Mariam ne pouvait plus décrocher un appel devant lui sans qu’il ne fasse une crise. « Un jour, je voulais profiter de mon wifi. Lui aussi voulait le téléphone. Quand j’ai voulu lui dire de laisser, il s’est énervé et a tiré le téléphone, qui est tombé », raconte-t-elle. Depuis ce jour, Mariam s’est rendu compte de son erreur. Elle décide donc d’aider son enfant à se détacher du téléphone.
Dans son centre de prise en charge d’enfants situé au quartier Wemtenga de Ouagadougou, des cris d’enfants mêlés aux éclats de rire et aussi aux pleurs. Arrivé au pas de course, Boukary Pamtaba jette un coup d’œil rapide et continu. Responsable de centre, il suit plusieurs enfants dont certains sont accros au téléphone portable.
Les parents remplacés par le téléphone
Sa méthode de désintoxication est simple. Il apprend aux enfants à pratiquer des jeux et fabriquer leurs propres jouets. Selon lui, les parents ne mesurent pas encore l’impact des écrans de façon générale. « Aujourd’hui, avec les écrans à la maison, un enfant de 18 mois ne se rend même pas compte de l’absence de sa maman, parce qu’elle est remplacée par son téléphone », explique Pamtaba.
A cet âge, il insiste sur le fait qu’un enfant doit apprendre à interagir avec les autres. Il regrette donc que certains enfants trop exposés au téléphone aient tendance à rester dans leur bulle. « Il n’arrive pas à jouer avec les autres. Même quand d’autres personnes arrivent, il a tendance à se replier sur lui-même », regrette-t-il. Cela peut créer un « autisme virtuel », prévient Pamtaba.
Sans avoir consulté de psychologue, Rasmané Ouédraogo, résident également à Wemtenga, a pris des initiatives très tôt pour prévenir cette dépendance. « J’ai interdit à ma fille d’avoir un téléphone jusqu’à l’âge de 18 ans, juste après son bac », explique-t-il, ayant mesuré très tôt le problème. Cette démarche a permis à l’enfant d’être moins accros.
Pour éviter l’addiction au téléphone portable, Boukary Pamtaba préconise des activités de socialisation. « L’enfant doit apprendre à créer, à initier des jeux avec son environnement, la terre, les bouteilles d’eau », estime-t-il. D’ailleurs, il préconise la méthode « zéro écran » pour l’enfant, au moins jusqu’à l’âge de cinq ans.

== Consignes ==
1 – Dans le texte sur les enfants accros au téléphone, reformulez sous forme de liste courte le paragraphe qui commence par « Sa méthode de désintoxication est simple », en gardant ses faits principaux.
2 – Recopiez à l'identique les enregistrements, depuis leur début jusqu'à la ligne contenant « popup-visit: 第1晚，访问[10]号。: [182, 1301, 386, 1326] », cette ligne comprise.
Le texte et les enregistrements sont deux documents sans lien entre eux.

== Données fournies ==
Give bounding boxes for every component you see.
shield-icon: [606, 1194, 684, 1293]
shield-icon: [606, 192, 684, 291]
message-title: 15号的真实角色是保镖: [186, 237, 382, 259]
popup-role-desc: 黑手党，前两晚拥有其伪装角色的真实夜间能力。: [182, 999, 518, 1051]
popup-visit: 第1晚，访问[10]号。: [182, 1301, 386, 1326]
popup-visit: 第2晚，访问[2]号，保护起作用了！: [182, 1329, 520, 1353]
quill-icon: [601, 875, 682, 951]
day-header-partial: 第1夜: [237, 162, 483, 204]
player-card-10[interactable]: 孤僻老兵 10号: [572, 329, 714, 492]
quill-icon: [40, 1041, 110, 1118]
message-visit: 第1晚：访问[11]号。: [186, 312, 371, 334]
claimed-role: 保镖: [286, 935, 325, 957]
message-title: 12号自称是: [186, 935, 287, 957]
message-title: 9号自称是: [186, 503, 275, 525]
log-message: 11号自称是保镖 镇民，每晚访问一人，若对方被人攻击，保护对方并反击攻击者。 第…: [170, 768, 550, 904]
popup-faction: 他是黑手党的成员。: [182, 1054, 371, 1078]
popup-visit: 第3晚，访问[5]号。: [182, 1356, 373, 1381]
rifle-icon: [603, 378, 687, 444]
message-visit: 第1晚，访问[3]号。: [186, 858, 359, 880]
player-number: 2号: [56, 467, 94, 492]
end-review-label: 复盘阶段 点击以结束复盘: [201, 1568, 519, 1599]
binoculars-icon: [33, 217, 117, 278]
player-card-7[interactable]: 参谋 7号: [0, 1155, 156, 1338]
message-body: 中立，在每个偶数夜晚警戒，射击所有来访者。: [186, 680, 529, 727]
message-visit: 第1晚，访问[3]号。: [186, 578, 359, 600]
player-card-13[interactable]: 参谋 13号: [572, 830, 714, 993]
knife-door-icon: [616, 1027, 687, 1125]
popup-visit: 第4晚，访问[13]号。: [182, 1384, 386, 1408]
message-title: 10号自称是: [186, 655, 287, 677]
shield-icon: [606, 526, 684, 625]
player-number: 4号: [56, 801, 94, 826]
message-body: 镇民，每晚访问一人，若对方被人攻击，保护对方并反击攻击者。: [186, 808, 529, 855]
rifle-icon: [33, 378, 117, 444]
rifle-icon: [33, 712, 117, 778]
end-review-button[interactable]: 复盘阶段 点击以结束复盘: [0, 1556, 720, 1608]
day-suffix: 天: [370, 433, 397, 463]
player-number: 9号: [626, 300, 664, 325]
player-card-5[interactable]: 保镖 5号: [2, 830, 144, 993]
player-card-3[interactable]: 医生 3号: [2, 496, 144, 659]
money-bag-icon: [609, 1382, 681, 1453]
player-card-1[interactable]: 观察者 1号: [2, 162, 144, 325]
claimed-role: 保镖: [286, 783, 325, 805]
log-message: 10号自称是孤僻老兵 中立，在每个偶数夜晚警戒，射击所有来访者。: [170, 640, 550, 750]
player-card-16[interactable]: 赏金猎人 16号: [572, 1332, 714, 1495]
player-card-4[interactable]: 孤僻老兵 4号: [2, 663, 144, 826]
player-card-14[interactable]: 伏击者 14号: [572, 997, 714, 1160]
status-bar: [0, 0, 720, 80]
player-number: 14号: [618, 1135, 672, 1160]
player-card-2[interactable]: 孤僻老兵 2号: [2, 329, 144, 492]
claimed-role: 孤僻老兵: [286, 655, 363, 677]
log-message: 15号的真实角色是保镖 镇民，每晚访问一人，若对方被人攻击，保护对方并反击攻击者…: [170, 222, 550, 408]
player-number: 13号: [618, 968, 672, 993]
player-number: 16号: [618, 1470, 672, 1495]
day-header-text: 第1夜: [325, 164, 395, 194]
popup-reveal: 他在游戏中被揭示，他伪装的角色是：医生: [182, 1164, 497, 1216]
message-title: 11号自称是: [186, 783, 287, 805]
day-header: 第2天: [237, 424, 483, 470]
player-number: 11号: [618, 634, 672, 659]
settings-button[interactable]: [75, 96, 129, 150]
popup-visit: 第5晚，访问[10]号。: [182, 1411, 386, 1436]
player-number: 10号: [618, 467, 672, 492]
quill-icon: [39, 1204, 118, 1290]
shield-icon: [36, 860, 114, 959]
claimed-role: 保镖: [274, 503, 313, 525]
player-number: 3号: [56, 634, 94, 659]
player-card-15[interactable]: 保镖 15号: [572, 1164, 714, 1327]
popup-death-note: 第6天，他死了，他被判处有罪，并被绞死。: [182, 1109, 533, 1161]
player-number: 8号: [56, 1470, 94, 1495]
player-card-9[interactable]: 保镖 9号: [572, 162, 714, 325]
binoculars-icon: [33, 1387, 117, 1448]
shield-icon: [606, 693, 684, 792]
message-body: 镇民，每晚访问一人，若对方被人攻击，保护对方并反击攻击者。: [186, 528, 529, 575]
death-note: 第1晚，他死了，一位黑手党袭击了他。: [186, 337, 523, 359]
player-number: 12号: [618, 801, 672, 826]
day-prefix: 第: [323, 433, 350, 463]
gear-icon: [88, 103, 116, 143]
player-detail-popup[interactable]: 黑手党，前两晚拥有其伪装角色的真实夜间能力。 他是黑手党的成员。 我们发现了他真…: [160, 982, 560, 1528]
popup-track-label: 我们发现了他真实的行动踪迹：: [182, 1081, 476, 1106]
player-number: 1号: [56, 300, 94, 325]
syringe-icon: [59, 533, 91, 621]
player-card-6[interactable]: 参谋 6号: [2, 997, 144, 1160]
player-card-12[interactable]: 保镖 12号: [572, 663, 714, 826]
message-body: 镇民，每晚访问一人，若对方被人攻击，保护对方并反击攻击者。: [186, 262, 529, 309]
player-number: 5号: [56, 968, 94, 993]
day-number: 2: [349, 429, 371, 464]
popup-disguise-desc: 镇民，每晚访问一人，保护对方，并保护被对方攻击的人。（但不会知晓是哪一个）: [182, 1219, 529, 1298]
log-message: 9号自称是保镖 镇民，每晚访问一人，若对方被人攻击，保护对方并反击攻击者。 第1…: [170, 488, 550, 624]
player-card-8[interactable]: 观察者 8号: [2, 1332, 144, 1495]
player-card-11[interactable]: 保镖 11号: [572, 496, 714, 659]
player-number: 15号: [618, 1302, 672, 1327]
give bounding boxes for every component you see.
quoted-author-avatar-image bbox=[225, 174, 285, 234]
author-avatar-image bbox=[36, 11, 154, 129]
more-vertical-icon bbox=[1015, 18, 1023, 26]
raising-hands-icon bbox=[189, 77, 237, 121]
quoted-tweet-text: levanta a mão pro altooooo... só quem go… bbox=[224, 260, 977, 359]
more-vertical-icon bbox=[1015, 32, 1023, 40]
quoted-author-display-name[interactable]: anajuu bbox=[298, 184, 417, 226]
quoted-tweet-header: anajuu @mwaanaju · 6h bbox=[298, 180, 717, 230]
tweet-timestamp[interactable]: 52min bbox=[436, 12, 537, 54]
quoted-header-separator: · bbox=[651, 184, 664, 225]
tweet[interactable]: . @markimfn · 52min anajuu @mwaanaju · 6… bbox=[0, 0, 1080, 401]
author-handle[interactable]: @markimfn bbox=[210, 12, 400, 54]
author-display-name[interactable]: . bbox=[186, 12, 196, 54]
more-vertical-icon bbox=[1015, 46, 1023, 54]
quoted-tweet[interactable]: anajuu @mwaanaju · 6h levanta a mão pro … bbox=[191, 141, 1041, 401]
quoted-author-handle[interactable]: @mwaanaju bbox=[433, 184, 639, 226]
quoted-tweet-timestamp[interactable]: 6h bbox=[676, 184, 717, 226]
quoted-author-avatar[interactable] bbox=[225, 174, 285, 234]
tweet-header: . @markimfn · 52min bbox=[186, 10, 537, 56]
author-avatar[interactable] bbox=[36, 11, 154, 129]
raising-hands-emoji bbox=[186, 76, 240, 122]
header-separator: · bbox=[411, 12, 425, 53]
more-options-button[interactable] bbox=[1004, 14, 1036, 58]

== Corrigé ==
1 –
- La méthode de Boukary Pamtaba est simple : il apprend aux enfants à jouer et à fabriquer leurs propres jouets.
- D'après lui, les parents ne mesurent pas encore l'impact des écrans en général.
- Avec les écrans à la maison, un enfant de 18 mois ne remarque même plus l'absence de sa mère, parce que le téléphone la remplace.

2 –
Give bounding boxes for every component you see.
shield-icon: [606, 1194, 684, 1293]
shield-icon: [606, 192, 684, 291]
message-title: 15号的真实角色是保镖: [186, 237, 382, 259]
popup-role-desc: 黑手党，前两晚拥有其伪装角色的真实夜间能力。: [182, 999, 518, 1051]
popup-visit: 第1晚，访问[10]号。: [182, 1301, 386, 1326]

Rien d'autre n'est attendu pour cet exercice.